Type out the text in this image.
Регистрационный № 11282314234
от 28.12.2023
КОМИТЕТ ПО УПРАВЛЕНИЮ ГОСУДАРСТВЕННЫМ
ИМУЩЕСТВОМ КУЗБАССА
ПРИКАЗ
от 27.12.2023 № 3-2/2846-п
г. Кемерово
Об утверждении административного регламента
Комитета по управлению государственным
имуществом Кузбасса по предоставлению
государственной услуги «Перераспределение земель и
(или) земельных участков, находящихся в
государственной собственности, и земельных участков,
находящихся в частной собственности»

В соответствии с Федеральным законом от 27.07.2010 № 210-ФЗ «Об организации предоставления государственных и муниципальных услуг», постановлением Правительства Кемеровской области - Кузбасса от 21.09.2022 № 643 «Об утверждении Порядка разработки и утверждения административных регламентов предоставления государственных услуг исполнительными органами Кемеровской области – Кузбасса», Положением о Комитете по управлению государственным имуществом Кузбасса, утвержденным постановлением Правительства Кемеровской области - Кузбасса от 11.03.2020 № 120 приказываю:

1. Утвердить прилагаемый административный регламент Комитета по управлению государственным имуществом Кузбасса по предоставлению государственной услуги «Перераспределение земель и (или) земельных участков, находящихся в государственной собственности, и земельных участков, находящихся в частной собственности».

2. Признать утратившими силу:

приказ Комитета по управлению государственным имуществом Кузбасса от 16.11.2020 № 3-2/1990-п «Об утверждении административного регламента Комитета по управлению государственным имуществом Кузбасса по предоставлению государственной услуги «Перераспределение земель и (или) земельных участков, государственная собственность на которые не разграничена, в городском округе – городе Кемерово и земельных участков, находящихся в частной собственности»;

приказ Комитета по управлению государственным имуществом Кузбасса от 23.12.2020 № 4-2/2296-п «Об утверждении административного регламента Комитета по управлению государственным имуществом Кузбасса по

* **Given instruction**
Repeat the material word for word, in full.

* **Result of this exercise**
Type out the text in this image.
Регистрационный № 11282314234
от 28.12.2023
КОМИТЕТ ПО УПРАВЛЕНИЮ ГОСУДАРСТВЕННЫМ
ИМУЩЕСТВОМ КУЗБАССА
ПРИКАЗ
от 27.12.2023 № 3-2/2846-п
г. Кемерово
Об утверждении административного регламента
Комитета по управлению государственным
имуществом Кузбасса по предоставлению
государственной услуги «Перераспределение земель и
(или) земельных участков, находящихся в
государственной собственности, и земельных участков,
находящихся в частной собственности»

В соответствии с Федеральным законом от 27.07.2010 № 210-ФЗ «Об организации предоставления государственных и муниципальных услуг», постановлением Правительства Кемеровской области - Кузбасса от 21.09.2022 № 643 «Об утверждении Порядка разработки и утверждения административных регламентов предоставления государственных услуг исполнительными органами Кемеровской области – Кузбасса», Положением о Комитете по управлению государственным имуществом Кузбасса, утвержденным постановлением Правительства Кемеровской области - Кузбасса от 11.03.2020 № 120 приказываю:

1. Утвердить прилагаемый административный регламент Комитета по управлению государственным имуществом Кузбасса по предоставлению государственной услуги «Перераспределение земель и (или) земельных участков, находящихся в государственной собственности, и земельных участков, находящихся в частной собственности».

2. Признать утратившими силу:

приказ Комитета по управлению государственным имуществом Кузбасса от 16.11.2020 № 3-2/1990-п «Об утверждении административного регламента Комитета по управлению государственным имуществом Кузбасса по предоставлению государственной услуги «Перераспределение земель и (или) земельных участков, государственная собственность на которые не разграничена, в городском округе – городе Кемерово и земельных участков, находящихся в частной собственности»;

приказ Комитета по управлению государственным имуществом Кузбасса от 23.12.2020 № 4-2/2296-п «Об утверждении административного регламента Комитета по управлению государственным имуществом Кузбасса по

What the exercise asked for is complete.